EXERCISE REQUIREMENTS
Set down, in full, every record in the block.

AVAILABLE RECORDS
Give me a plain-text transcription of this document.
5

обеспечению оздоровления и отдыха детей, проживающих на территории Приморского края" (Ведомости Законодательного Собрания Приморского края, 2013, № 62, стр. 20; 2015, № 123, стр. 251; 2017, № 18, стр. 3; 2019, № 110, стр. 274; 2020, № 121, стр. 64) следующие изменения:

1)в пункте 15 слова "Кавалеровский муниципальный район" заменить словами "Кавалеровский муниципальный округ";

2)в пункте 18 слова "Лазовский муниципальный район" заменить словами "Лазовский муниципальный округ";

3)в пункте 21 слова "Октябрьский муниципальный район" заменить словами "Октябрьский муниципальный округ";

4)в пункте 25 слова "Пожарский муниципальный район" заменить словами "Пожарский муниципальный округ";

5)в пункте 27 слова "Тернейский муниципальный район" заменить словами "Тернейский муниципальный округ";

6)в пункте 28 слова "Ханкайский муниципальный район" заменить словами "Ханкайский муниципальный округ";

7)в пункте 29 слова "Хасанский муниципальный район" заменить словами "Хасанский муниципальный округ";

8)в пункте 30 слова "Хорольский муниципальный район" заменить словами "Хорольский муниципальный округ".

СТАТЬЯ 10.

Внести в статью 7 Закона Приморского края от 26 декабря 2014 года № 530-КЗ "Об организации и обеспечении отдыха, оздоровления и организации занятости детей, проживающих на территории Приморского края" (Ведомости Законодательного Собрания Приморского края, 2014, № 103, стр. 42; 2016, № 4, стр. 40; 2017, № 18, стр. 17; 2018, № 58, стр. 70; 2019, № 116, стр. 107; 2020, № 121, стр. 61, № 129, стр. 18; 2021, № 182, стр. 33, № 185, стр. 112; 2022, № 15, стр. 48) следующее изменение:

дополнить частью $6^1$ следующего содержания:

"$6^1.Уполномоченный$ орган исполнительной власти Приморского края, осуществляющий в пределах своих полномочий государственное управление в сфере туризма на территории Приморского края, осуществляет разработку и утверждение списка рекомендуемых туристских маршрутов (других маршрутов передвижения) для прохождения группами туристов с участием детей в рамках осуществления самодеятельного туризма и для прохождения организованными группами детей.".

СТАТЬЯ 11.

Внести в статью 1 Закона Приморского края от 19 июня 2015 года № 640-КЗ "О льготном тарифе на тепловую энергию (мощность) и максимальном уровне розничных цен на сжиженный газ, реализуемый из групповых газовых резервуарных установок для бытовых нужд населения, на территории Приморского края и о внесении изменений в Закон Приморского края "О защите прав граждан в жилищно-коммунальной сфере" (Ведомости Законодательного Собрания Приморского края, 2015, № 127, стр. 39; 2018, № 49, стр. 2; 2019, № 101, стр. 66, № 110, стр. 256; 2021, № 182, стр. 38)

EXPECTED ANSWER
Give me a plain-text transcription of this document.
5

обеспечению оздоровления и отдыха детей, проживающих на территории Приморского края" (Ведомости Законодательного Собрания Приморского края, 2013, № 62, стр. 20; 2015, № 123, стр. 251; 2017, № 18, стр. 3; 2019, № 110, стр. 274; 2020, № 121, стр. 64) следующие изменения:

1)в пункте 15 слова "Кавалеровский муниципальный район" заменить словами "Кавалеровский муниципальный округ";

2)в пункте 18 слова "Лазовский муниципальный район" заменить словами "Лазовский муниципальный округ";

3)в пункте 21 слова "Октябрьский муниципальный район" заменить словами "Октябрьский муниципальный округ";

4)в пункте 25 слова "Пожарский муниципальный район" заменить словами "Пожарский муниципальный округ";

5)в пункте 27 слова "Тернейский муниципальный район" заменить словами "Тернейский муниципальный округ";

6)в пункте 28 слова "Ханкайский муниципальный район" заменить словами "Ханкайский муниципальный округ";

7)в пункте 29 слова "Хасанский муниципальный район" заменить словами "Хасанский муниципальный округ";

8)в пункте 30 слова "Хорольский муниципальный район" заменить словами "Хорольский муниципальный округ".

СТАТЬЯ 10.

Внести в статью 7 Закона Приморского края от 26 декабря 2014 года № 530-КЗ "Об организации и обеспечении отдыха, оздоровления и организации занятости детей, проживающих на территории Приморского края" (Ведомости Законодательного Собрания Приморского края, 2014, № 103, стр. 42; 2016, № 4, стр. 40; 2017, № 18, стр. 17; 2018, № 58, стр. 70; 2019, № 116, стр. 107; 2020, № 121, стр. 61, № 129, стр. 18; 2021, № 182, стр. 33, № 185, стр. 112; 2022, № 15, стр. 48) следующее изменение:

дополнить частью $6^1$ следующего содержания:

"$6^1.Уполномоченный$ орган исполнительной власти Приморского края, осуществляющий в пределах своих полномочий государственное управление в сфере туризма на территории Приморского края, осуществляет разработку и утверждение списка рекомендуемых туристских маршрутов (других маршрутов передвижения) для прохождения группами туристов с участием детей в рамках осуществления самодеятельного туризма и для прохождения организованными группами детей.".

СТАТЬЯ 11.

Внести в статью 1 Закона Приморского края от 19 июня 2015 года № 640-КЗ "О льготном тарифе на тепловую энергию (мощность) и максимальном уровне розничных цен на сжиженный газ, реализуемый из групповых газовых резервуарных установок для бытовых нужд населения, на территории Приморского края и о внесении изменений в Закон Приморского края "О защите прав граждан в жилищно-коммунальной сфере" (Ведомости Законодательного Собрания Приморского края, 2015, № 127, стр. 39; 2018, № 49, стр. 2; 2019, № 101, стр. 66, № 110, стр. 256; 2021, № 182, стр. 38)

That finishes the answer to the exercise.